What needs to be done: What lines of the data include the string "detached"? Copy them all.
↓
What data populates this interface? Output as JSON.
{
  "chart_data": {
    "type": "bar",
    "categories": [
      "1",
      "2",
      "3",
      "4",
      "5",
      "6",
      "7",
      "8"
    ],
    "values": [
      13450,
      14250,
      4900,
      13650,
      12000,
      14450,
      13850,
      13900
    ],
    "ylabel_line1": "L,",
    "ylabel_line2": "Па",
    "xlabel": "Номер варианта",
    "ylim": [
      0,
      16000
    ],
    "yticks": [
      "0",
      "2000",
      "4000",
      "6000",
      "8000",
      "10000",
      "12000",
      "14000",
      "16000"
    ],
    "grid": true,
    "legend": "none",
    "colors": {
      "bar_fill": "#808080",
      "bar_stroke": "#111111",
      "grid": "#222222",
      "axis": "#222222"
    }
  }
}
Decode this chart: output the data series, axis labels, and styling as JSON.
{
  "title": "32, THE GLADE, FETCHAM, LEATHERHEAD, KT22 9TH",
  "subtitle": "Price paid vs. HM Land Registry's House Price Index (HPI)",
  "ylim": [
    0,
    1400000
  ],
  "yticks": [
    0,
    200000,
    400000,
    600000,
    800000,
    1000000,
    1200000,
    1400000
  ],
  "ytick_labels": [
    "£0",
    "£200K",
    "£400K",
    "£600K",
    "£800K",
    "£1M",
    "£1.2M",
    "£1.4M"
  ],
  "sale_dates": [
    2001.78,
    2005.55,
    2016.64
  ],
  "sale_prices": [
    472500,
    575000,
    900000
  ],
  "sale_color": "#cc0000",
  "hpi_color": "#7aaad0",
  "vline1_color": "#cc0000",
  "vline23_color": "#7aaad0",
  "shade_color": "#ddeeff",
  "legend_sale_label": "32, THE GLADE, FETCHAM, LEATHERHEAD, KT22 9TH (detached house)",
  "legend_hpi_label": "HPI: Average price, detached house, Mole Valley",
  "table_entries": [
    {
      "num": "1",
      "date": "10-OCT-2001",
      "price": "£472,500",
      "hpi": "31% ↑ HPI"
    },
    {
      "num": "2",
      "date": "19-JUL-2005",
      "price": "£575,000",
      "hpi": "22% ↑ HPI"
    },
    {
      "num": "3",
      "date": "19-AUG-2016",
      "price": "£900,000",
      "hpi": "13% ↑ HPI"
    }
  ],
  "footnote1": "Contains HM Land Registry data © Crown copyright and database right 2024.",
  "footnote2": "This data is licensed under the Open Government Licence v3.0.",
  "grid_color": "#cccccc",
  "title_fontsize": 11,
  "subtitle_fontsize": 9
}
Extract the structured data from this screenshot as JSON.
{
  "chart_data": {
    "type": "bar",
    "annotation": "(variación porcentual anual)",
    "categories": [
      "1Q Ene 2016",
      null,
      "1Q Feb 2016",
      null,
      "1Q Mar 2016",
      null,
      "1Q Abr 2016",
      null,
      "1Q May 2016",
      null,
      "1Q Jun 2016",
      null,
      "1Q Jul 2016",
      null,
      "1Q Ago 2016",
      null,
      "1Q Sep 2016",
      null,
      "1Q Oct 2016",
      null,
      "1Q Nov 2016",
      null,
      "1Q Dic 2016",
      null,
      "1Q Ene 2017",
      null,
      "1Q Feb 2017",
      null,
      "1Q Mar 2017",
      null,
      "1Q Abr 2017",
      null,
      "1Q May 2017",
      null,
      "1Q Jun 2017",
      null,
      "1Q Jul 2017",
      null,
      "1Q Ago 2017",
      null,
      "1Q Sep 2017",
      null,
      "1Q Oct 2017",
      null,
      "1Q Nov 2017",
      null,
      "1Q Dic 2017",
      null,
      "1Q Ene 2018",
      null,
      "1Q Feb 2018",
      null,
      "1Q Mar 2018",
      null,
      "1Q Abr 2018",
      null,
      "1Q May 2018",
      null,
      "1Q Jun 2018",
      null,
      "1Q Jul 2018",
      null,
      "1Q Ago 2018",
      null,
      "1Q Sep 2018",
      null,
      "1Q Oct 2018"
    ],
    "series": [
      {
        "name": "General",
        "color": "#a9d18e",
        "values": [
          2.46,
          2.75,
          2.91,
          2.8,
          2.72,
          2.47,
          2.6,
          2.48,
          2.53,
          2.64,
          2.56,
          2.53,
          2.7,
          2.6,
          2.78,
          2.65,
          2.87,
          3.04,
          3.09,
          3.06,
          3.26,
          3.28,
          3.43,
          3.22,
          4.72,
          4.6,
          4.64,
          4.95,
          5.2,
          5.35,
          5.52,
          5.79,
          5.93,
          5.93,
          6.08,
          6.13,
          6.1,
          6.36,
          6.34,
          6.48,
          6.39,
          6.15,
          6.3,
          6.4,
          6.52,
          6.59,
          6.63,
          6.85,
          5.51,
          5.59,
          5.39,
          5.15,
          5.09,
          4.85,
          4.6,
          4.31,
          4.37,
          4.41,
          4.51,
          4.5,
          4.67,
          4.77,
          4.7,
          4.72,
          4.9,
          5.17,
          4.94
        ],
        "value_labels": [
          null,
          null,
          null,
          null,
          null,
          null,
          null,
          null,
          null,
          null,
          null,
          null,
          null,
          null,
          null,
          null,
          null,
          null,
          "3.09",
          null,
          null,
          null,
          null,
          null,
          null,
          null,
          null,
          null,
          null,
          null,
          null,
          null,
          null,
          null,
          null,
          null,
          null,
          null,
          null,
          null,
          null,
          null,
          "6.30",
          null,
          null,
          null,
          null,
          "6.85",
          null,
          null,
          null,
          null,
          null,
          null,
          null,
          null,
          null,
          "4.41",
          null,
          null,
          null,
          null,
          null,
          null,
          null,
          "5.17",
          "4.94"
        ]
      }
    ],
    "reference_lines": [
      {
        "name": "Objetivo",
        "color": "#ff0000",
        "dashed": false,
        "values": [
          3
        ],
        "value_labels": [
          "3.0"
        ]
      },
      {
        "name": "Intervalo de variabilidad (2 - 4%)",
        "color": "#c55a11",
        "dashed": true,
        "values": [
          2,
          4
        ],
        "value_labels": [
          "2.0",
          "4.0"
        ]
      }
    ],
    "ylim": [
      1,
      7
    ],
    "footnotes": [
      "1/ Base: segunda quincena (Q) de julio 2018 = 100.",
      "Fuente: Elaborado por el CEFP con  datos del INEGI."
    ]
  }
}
↑
Correct answer:
  "legend_sale_label": "32, THE GLADE, FETCHAM, LEATHERHEAD, KT22 9TH (detached house)",
  "legend_hpi_label": "HPI: Average price, detached house, Mole Valley",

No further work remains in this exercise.